Stored records
+++

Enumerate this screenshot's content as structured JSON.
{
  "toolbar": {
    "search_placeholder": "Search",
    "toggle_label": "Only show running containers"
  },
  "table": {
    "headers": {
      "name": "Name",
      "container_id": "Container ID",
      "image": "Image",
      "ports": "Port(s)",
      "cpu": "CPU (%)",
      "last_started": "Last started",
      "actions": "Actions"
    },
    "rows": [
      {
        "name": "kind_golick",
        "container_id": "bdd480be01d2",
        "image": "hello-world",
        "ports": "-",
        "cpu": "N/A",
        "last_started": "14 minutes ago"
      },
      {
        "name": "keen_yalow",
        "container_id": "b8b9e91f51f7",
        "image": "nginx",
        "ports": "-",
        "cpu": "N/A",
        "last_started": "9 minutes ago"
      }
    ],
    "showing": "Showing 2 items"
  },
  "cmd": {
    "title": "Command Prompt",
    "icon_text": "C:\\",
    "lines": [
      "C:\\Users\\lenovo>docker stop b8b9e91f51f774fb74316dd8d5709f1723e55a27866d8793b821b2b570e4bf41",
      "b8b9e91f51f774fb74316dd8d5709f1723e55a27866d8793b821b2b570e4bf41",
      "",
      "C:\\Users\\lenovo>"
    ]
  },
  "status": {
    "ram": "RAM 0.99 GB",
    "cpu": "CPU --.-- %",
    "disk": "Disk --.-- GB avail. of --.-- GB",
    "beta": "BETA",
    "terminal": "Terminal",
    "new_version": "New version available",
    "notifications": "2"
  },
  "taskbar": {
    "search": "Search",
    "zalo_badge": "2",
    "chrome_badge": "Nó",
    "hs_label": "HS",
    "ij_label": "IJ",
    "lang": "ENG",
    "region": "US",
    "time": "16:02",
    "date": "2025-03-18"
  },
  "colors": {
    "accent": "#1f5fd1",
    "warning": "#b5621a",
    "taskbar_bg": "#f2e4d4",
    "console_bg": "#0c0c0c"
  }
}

+++

■ Short task ■
Make an exact copy of the material above.

■ Final result ■
Enumerate this screenshot's content as structured JSON.
{
  "toolbar": {
    "search_placeholder": "Search",
    "toggle_label": "Only show running containers"
  },
  "table": {
    "headers": {
      "name": "Name",
      "container_id": "Container ID",
      "image": "Image",
      "ports": "Port(s)",
      "cpu": "CPU (%)",
      "last_started": "Last started",
      "actions": "Actions"
    },
    "rows": [
      {
        "name": "kind_golick",
        "container_id": "bdd480be01d2",
        "image": "hello-world",
        "ports": "-",
        "cpu": "N/A",
        "last_started": "14 minutes ago"
      },
      {
        "name": "keen_yalow",
        "container_id": "b8b9e91f51f7",
        "image": "nginx",
        "ports": "-",
        "cpu": "N/A",
        "last_started": "9 minutes ago"
      }
    ],
    "showing": "Showing 2 items"
  },
  "cmd": {
    "title": "Command Prompt",
    "icon_text": "C:\\",
    "lines": [
      "C:\\Users\\lenovo>docker stop b8b9e91f51f774fb74316dd8d5709f1723e55a27866d8793b821b2b570e4bf41",
      "b8b9e91f51f774fb74316dd8d5709f1723e55a27866d8793b821b2b570e4bf41",
      "",
      "C:\\Users\\lenovo>"
    ]
  },
  "status": {
    "ram": "RAM 0.99 GB",
    "cpu": "CPU --.-- %",
    "disk": "Disk --.-- GB avail. of --.-- GB",
    "beta": "BETA",
    "terminal": "Terminal",
    "new_version": "New version available",
    "notifications": "2"
  },
  "taskbar": {
    "search": "Search",
    "zalo_badge": "2",
    "chrome_badge": "Nó",
    "hs_label": "HS",
    "ij_label": "IJ",
    "lang": "ENG",
    "region": "US",
    "time": "16:02",
    "date": "2025-03-18"
  },
  "colors": {
    "accent": "#1f5fd1",
    "warning": "#b5621a",
    "taskbar_bg": "#f2e4d4",
    "console_bg": "#0c0c0c"
  }
}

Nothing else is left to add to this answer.